__EXCERPTED DATA__.
= = = = = = =

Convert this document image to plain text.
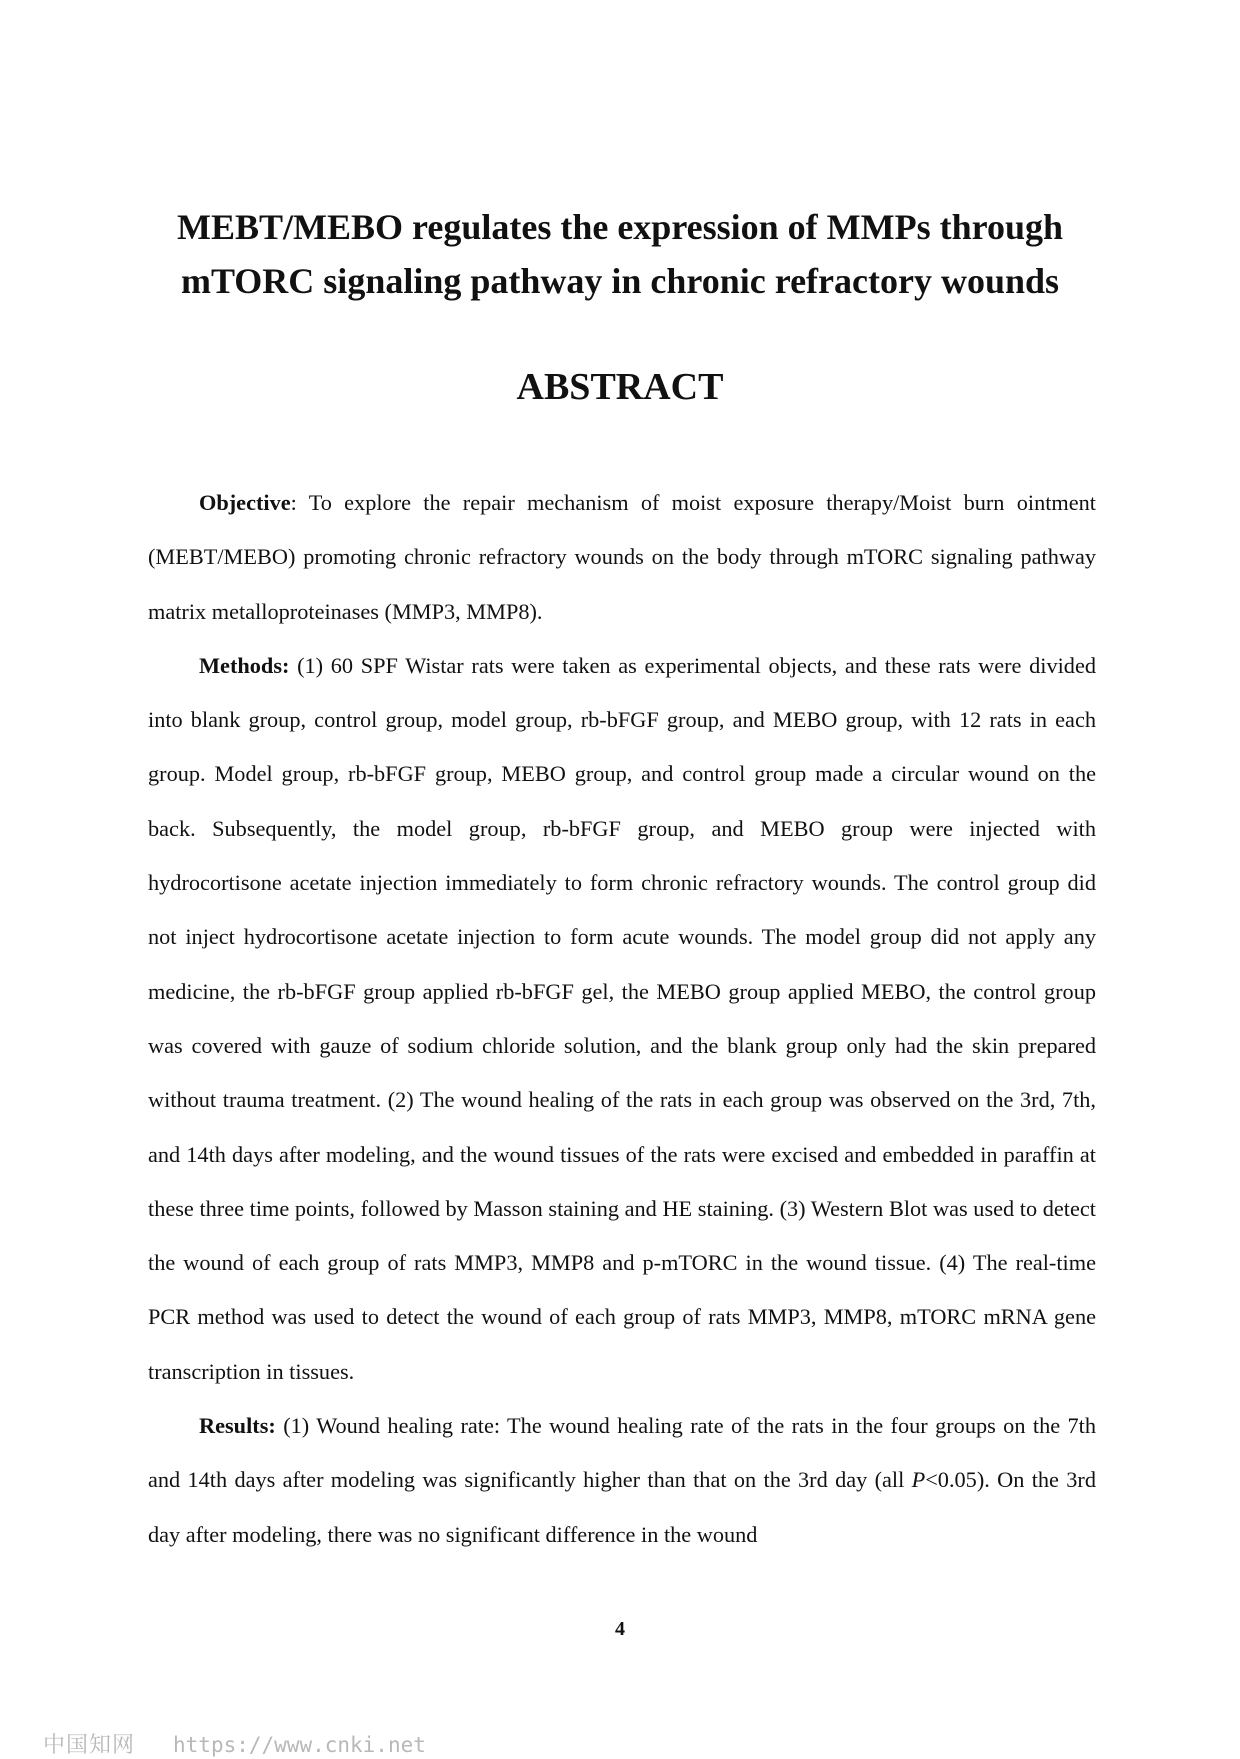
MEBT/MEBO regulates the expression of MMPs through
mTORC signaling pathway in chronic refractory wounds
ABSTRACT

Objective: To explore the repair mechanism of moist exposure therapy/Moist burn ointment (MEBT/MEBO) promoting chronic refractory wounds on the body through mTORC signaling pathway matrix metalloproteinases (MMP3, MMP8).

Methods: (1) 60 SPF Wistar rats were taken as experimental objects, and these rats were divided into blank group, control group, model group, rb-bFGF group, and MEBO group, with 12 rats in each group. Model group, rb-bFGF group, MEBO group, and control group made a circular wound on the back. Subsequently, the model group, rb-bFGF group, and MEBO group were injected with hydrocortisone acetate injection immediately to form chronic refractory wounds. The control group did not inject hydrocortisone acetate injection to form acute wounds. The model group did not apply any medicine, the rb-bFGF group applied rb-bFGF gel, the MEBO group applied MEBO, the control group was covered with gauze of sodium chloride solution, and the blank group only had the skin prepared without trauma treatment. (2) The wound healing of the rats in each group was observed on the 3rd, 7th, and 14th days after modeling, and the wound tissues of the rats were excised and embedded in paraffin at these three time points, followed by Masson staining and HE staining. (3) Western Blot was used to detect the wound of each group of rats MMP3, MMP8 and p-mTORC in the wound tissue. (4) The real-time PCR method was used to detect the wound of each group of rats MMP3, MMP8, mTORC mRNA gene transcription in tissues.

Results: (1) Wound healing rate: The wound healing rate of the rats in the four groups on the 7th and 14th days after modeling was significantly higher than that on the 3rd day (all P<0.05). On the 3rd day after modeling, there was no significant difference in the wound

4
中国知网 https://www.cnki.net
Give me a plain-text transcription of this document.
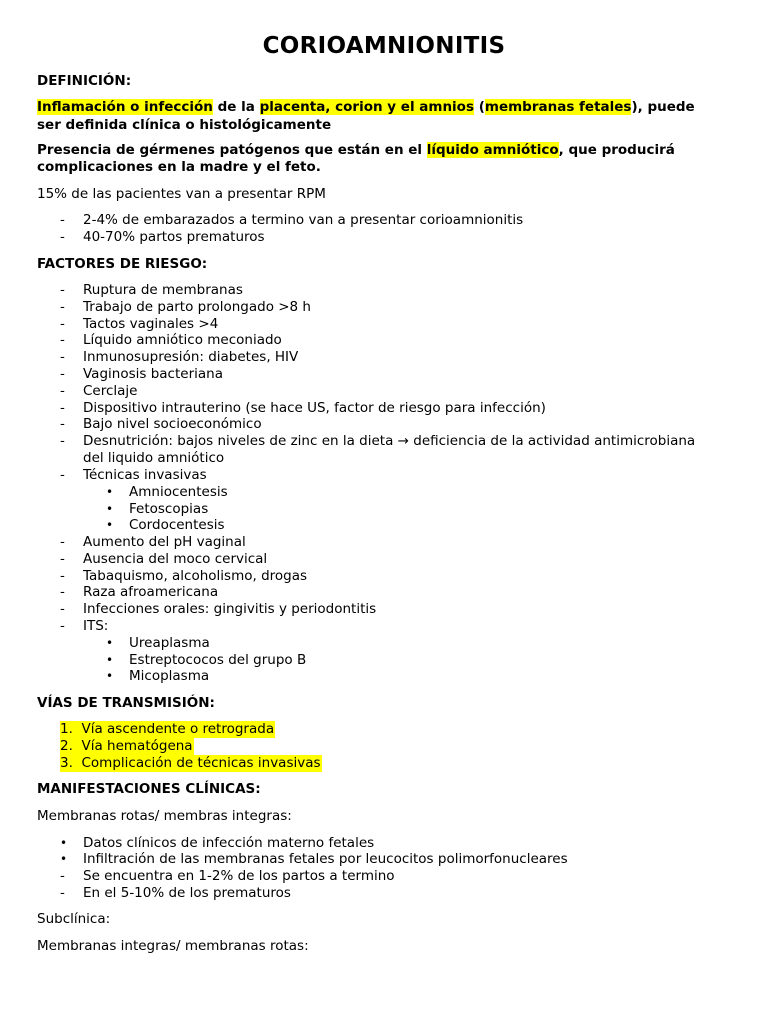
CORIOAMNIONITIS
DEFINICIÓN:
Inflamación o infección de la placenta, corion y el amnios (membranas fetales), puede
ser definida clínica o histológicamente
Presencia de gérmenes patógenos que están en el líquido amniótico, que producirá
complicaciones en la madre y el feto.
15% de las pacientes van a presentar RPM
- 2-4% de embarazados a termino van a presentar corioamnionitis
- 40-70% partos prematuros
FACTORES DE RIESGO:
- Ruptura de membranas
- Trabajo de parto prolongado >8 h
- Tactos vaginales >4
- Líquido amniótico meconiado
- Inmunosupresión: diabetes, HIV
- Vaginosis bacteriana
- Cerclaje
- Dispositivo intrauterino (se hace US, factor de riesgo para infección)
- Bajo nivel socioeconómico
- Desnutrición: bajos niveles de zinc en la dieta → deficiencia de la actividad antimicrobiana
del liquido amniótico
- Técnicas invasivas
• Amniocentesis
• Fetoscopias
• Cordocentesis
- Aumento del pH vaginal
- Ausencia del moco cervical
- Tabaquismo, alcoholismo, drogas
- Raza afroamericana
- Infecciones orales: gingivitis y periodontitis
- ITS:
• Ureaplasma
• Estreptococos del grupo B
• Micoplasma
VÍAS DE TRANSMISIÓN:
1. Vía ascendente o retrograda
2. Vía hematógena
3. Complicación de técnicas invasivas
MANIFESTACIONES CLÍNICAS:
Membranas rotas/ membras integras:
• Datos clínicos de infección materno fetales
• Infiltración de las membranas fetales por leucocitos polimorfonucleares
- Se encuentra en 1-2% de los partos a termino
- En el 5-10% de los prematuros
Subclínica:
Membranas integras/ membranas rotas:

= = = = = = =

__TASK__. The output has to match the data above line for line, except that pictures are dropped.

__ANSWER__.
Convert this document image to plain text.
MEBT/MEBO regulates the expression of MMPs through
mTORC signaling pathway in chronic refractory wounds
ABSTRACT

Objective: To explore the repair mechanism of moist exposure therapy/Moist burn ointment (MEBT/MEBO) promoting chronic refractory wounds on the body through mTORC signaling pathway matrix metalloproteinases (MMP3, MMP8).

Methods: (1) 60 SPF Wistar rats were taken as experimental objects, and these rats were divided into blank group, control group, model group, rb-bFGF group, and MEBO group, with 12 rats in each group. Model group, rb-bFGF group, MEBO group, and control group made a circular wound on the back. Subsequently, the model group, rb-bFGF group, and MEBO group were injected with hydrocortisone acetate injection immediately to form chronic refractory wounds. The control group did not inject hydrocortisone acetate injection to form acute wounds. The model group did not apply any medicine, the rb-bFGF group applied rb-bFGF gel, the MEBO group applied MEBO, the control group was covered with gauze of sodium chloride solution, and the blank group only had the skin prepared without trauma treatment. (2) The wound healing of the rats in each group was observed on the 3rd, 7th, and 14th days after modeling, and the wound tissues of the rats were excised and embedded in paraffin at these three time points, followed by Masson staining and HE staining. (3) Western Blot was used to detect the wound of each group of rats MMP3, MMP8 and p-mTORC in the wound tissue. (4) The real-time PCR method was used to detect the wound of each group of rats MMP3, MMP8, mTORC mRNA gene transcription in tissues.

Results: (1) Wound healing rate: The wound healing rate of the rats in the four groups on the 7th and 14th days after modeling was significantly higher than that on the 3rd day (all P<0.05). On the 3rd day after modeling, there was no significant difference in the wound

4
中国知网 https://www.cnki.net
Give me a plain-text transcription of this document.
CORIOAMNIONITIS
DEFINICIÓN:
Inflamación o infección de la placenta, corion y el amnios (membranas fetales), puede
ser definida clínica o histológicamente
Presencia de gérmenes patógenos que están en el líquido amniótico, que producirá
complicaciones en la madre y el feto.
15% de las pacientes van a presentar RPM
- 2-4% de embarazados a termino van a presentar corioamnionitis
- 40-70% partos prematuros
FACTORES DE RIESGO:
- Ruptura de membranas
- Trabajo de parto prolongado >8 h
- Tactos vaginales >4
- Líquido amniótico meconiado
- Inmunosupresión: diabetes, HIV
- Vaginosis bacteriana
- Cerclaje
- Dispositivo intrauterino (se hace US, factor de riesgo para infección)
- Bajo nivel socioeconómico
- Desnutrición: bajos niveles de zinc en la dieta → deficiencia de la actividad antimicrobiana
del liquido amniótico
- Técnicas invasivas
• Amniocentesis
• Fetoscopias
• Cordocentesis
- Aumento del pH vaginal
- Ausencia del moco cervical
- Tabaquismo, alcoholismo, drogas
- Raza afroamericana
- Infecciones orales: gingivitis y periodontitis
- ITS:
• Ureaplasma
• Estreptococos del grupo B
• Micoplasma
VÍAS DE TRANSMISIÓN:
1. Vía ascendente o retrograda
2. Vía hematógena
3. Complicación de técnicas invasivas
MANIFESTACIONES CLÍNICAS:
Membranas rotas/ membras integras:
• Datos clínicos de infección materno fetales
• Infiltración de las membranas fetales por leucocitos polimorfonucleares
- Se encuentra en 1-2% de los partos a termino
- En el 5-10% de los prematuros
Subclínica:
Membranas integras/ membranas rotas:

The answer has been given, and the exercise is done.